▶ WRITTEN TASK
Set down, without alteration, the lines from the one that contains "What's the underlying" through the final line of the material below.

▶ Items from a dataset
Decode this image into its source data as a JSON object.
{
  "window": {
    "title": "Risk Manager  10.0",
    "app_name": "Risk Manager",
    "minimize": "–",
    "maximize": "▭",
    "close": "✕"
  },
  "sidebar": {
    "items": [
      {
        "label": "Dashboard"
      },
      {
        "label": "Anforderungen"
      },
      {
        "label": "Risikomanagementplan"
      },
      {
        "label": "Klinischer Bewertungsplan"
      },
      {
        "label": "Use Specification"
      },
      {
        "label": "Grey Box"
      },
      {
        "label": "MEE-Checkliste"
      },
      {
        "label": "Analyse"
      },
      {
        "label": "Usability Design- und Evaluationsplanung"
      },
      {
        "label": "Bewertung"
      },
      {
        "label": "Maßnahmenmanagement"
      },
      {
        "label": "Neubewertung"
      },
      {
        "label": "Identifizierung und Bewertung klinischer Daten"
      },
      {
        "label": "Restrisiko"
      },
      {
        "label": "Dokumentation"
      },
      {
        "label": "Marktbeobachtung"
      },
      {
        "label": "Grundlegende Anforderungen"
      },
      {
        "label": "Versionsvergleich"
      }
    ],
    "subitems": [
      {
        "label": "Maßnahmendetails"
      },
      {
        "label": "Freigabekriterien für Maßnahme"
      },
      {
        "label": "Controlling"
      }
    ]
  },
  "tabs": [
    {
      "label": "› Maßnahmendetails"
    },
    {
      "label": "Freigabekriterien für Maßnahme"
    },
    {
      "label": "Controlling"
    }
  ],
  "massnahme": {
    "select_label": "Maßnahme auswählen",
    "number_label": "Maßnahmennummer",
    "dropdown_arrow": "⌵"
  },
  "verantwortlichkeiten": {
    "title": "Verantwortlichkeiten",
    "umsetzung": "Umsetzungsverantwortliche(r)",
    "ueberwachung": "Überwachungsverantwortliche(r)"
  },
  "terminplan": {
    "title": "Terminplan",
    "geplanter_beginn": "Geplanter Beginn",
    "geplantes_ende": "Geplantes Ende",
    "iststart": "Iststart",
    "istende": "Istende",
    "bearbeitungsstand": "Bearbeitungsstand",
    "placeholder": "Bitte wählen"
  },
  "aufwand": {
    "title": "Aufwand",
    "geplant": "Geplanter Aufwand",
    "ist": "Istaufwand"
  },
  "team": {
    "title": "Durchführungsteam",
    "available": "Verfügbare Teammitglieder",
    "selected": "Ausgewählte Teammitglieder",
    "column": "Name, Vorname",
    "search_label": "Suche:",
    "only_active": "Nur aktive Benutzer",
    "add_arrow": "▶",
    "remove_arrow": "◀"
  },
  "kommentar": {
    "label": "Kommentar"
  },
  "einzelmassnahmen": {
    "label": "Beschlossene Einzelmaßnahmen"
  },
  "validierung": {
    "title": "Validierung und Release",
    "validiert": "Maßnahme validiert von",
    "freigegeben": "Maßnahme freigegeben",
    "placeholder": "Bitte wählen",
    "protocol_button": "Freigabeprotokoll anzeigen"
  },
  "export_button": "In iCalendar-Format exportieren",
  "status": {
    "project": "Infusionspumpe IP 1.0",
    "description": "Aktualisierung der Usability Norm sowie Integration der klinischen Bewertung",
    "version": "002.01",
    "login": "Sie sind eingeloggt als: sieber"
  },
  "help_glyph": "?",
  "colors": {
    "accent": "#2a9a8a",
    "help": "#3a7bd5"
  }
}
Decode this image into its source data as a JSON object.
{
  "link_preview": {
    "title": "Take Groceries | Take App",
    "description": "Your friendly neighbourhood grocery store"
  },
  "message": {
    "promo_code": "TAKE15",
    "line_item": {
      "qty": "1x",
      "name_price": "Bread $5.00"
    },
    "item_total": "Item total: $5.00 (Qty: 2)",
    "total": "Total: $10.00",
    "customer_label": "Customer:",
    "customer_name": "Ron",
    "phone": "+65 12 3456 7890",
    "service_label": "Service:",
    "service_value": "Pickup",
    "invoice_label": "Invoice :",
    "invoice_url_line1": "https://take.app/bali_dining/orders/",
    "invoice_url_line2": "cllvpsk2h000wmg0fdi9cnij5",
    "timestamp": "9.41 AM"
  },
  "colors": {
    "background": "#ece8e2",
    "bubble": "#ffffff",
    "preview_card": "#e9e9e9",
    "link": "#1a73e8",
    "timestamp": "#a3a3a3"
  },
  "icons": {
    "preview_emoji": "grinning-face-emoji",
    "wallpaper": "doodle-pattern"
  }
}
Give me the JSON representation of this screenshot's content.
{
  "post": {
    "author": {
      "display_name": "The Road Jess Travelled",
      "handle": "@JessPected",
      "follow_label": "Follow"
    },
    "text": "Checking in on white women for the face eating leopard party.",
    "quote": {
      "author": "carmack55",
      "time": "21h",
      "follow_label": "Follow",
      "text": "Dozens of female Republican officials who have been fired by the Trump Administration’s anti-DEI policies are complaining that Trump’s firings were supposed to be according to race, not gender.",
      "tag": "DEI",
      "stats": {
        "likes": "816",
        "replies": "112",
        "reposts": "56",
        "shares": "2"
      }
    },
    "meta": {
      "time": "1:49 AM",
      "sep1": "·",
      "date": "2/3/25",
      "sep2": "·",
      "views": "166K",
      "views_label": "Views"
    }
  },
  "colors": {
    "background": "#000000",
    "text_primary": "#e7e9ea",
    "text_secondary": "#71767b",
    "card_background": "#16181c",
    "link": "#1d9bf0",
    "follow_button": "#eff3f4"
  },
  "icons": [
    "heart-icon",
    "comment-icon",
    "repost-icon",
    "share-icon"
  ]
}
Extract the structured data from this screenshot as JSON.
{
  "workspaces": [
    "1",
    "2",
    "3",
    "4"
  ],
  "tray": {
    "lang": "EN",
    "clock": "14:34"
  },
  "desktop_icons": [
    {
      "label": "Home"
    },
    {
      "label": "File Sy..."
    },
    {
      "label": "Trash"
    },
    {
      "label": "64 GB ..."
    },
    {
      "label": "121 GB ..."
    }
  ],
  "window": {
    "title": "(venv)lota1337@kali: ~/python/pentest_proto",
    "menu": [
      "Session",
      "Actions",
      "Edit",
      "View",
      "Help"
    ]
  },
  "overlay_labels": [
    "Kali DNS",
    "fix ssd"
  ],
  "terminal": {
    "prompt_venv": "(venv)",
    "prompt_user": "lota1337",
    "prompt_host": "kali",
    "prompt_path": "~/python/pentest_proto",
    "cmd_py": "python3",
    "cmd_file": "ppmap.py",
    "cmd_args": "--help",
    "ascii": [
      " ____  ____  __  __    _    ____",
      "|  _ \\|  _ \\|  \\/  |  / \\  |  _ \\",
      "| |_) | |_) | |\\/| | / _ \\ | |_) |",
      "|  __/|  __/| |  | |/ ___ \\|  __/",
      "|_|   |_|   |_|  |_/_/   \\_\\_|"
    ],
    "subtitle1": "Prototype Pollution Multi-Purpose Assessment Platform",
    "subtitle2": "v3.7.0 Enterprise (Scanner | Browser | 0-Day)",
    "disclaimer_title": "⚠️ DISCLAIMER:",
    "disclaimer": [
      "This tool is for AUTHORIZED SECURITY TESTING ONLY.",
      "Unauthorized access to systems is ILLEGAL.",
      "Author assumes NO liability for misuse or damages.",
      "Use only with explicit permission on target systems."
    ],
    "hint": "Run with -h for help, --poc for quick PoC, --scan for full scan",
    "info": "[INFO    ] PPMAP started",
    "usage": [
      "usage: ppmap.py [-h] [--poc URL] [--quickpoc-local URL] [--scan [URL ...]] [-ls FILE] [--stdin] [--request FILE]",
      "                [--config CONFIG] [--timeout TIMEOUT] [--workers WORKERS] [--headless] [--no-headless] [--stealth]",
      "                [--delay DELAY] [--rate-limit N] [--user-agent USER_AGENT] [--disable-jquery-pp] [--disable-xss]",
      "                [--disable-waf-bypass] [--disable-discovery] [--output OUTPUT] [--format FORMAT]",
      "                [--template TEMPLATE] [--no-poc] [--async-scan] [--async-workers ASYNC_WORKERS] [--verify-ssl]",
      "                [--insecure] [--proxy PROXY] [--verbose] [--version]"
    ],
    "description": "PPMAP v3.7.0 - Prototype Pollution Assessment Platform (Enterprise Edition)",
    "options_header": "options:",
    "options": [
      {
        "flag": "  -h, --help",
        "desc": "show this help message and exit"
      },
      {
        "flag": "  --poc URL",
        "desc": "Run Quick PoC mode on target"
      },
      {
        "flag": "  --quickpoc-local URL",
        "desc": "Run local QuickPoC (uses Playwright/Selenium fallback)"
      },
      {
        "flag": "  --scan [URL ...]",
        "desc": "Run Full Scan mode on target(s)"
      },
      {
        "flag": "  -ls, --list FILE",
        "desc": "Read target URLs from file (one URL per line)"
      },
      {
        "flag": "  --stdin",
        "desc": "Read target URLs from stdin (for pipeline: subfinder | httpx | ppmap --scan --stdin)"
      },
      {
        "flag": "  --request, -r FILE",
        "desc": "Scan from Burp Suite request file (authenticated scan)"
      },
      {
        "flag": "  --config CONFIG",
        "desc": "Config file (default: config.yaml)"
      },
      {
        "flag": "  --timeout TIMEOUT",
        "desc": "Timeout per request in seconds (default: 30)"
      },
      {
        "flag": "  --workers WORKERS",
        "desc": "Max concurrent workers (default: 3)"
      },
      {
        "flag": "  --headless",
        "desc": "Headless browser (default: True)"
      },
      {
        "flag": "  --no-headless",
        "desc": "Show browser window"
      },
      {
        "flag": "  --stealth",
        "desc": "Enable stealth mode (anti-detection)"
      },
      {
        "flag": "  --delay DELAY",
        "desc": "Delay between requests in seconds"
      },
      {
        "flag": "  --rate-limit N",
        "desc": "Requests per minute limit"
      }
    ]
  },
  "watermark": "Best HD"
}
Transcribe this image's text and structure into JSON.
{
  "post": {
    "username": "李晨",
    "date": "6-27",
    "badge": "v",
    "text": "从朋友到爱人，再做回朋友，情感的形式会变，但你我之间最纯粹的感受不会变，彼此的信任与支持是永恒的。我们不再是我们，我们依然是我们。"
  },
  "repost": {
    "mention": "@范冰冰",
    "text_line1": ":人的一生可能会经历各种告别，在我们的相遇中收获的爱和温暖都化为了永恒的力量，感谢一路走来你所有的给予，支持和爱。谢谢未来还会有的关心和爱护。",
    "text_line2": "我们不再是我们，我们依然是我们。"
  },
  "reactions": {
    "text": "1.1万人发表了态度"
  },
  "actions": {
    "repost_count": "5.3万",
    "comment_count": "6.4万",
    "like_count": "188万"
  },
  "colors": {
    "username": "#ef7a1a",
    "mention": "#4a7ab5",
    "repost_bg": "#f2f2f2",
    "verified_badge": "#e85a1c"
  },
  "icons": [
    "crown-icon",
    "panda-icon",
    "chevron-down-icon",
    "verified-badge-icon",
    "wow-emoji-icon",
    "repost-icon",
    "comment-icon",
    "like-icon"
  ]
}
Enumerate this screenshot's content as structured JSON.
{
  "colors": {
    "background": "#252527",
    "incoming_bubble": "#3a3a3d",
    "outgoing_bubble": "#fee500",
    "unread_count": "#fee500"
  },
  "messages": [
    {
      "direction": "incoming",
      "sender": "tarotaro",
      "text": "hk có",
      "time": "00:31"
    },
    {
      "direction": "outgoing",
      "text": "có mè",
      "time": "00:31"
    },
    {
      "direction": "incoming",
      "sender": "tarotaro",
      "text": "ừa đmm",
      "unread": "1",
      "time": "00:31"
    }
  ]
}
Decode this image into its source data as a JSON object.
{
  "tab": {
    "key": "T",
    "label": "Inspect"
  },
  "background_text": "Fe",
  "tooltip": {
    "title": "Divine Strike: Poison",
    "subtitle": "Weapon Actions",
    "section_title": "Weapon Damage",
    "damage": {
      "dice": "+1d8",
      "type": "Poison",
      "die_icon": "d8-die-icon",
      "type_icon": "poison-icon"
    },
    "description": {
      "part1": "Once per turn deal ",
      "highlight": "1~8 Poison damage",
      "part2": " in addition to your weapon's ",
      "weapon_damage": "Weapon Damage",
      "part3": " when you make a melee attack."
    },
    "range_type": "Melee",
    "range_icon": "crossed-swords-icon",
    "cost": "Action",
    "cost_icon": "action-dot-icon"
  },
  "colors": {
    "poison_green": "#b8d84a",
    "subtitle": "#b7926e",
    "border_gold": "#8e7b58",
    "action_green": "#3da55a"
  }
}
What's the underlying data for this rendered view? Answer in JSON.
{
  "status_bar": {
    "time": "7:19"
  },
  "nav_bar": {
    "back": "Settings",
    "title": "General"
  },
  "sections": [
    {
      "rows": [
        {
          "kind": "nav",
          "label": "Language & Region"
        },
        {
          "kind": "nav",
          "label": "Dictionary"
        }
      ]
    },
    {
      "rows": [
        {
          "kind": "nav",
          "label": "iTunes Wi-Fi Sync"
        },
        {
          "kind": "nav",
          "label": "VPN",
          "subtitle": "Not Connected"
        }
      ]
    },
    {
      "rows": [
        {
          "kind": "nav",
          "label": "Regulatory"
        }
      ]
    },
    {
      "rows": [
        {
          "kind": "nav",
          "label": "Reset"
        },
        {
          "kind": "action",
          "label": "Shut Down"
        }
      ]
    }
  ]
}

▶ PROBLEM SOLUTION
What's the underlying data for this rendered view? Answer in JSON.
{
  "status_bar": {
    "time": "7:19"
  },
  "nav_bar": {
    "back": "Settings",
    "title": "General"
  },
  "sections": [
    {
      "rows": [
        {
          "kind": "nav",
          "label": "Language & Region"
        },
        {
          "kind": "nav",
          "label": "Dictionary"
        }
      ]
    },
    {
      "rows": [
        {
          "kind": "nav",
          "label": "iTunes Wi-Fi Sync"
        },
        {
          "kind": "nav",
          "label": "VPN",
          "subtitle": "Not Connected"
        }
      ]
    },
    {
      "rows": [
        {
          "kind": "nav",
          "label": "Regulatory"
        }
      ]
    },
    {
      "rows": [
        {
          "kind": "nav",
          "label": "Reset"
        },
        {
          "kind": "action",
          "label": "Shut Down"
        }
      ]
    }
  ]
}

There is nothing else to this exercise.